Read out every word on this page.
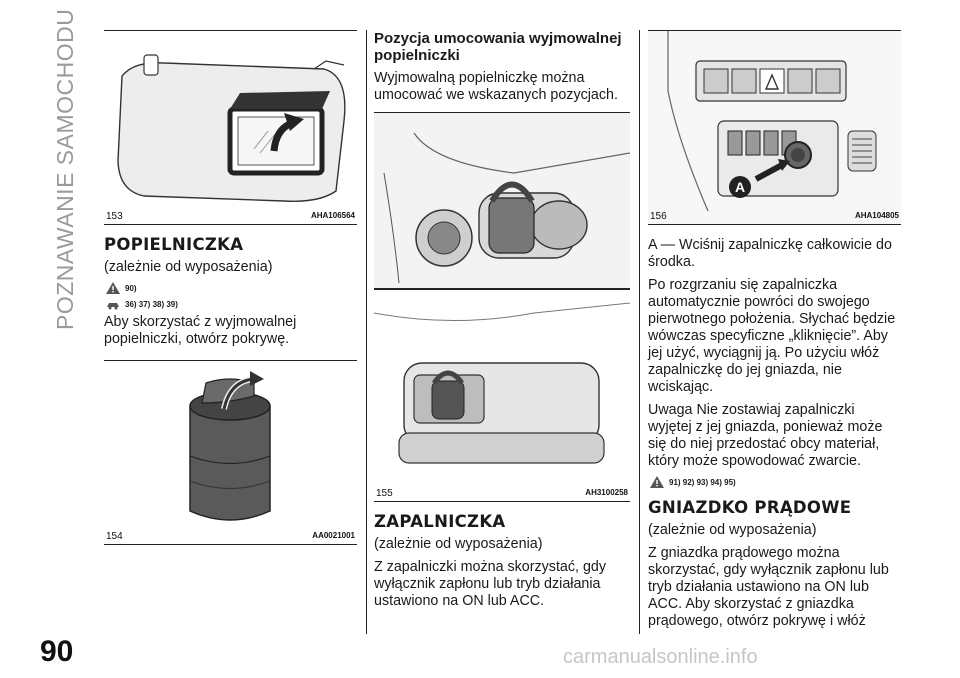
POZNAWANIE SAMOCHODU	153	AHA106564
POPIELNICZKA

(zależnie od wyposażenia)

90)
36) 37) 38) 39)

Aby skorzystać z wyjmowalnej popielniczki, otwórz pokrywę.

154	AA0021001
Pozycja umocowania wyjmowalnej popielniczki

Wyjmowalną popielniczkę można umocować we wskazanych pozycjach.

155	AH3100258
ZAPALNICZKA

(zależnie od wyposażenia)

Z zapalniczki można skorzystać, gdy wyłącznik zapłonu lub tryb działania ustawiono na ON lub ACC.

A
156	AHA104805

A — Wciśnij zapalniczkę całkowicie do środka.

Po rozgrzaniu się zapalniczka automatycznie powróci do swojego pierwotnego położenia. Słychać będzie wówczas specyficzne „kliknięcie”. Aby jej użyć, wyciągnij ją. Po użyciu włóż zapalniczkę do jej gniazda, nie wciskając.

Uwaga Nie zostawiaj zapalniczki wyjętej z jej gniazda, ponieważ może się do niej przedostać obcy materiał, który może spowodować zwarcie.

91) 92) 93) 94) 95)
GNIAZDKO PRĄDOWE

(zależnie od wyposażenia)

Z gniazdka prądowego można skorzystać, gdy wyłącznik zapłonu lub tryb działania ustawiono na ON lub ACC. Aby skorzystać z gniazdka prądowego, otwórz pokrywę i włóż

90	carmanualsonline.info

What to produce: Reproduce all of the material exactly, apart from the pictures.

Solved problem:
Read out every word on this page.
POZNAWANIE SAMOCHODU	153	AHA106564
POPIELNICZKA

(zależnie od wyposażenia)

90)
36) 37) 38) 39)

Aby skorzystać z wyjmowalnej popielniczki, otwórz pokrywę.

154	AA0021001
Pozycja umocowania wyjmowalnej popielniczki

Wyjmowalną popielniczkę można umocować we wskazanych pozycjach.

155	AH3100258
ZAPALNICZKA

(zależnie od wyposażenia)

Z zapalniczki można skorzystać, gdy wyłącznik zapłonu lub tryb działania ustawiono na ON lub ACC.

A
156	AHA104805

A — Wciśnij zapalniczkę całkowicie do środka.

Po rozgrzaniu się zapalniczka automatycznie powróci do swojego pierwotnego położenia. Słychać będzie wówczas specyficzne „kliknięcie”. Aby jej użyć, wyciągnij ją. Po użyciu włóż zapalniczkę do jej gniazda, nie wciskając.

Uwaga Nie zostawiaj zapalniczki wyjętej z jej gniazda, ponieważ może się do niej przedostać obcy materiał, który może spowodować zwarcie.

91) 92) 93) 94) 95)
GNIAZDKO PRĄDOWE

(zależnie od wyposażenia)

Z gniazdka prądowego można skorzystać, gdy wyłącznik zapłonu lub tryb działania ustawiono na ON lub ACC. Aby skorzystać z gniazdka prądowego, otwórz pokrywę i włóż

90	carmanualsonline.info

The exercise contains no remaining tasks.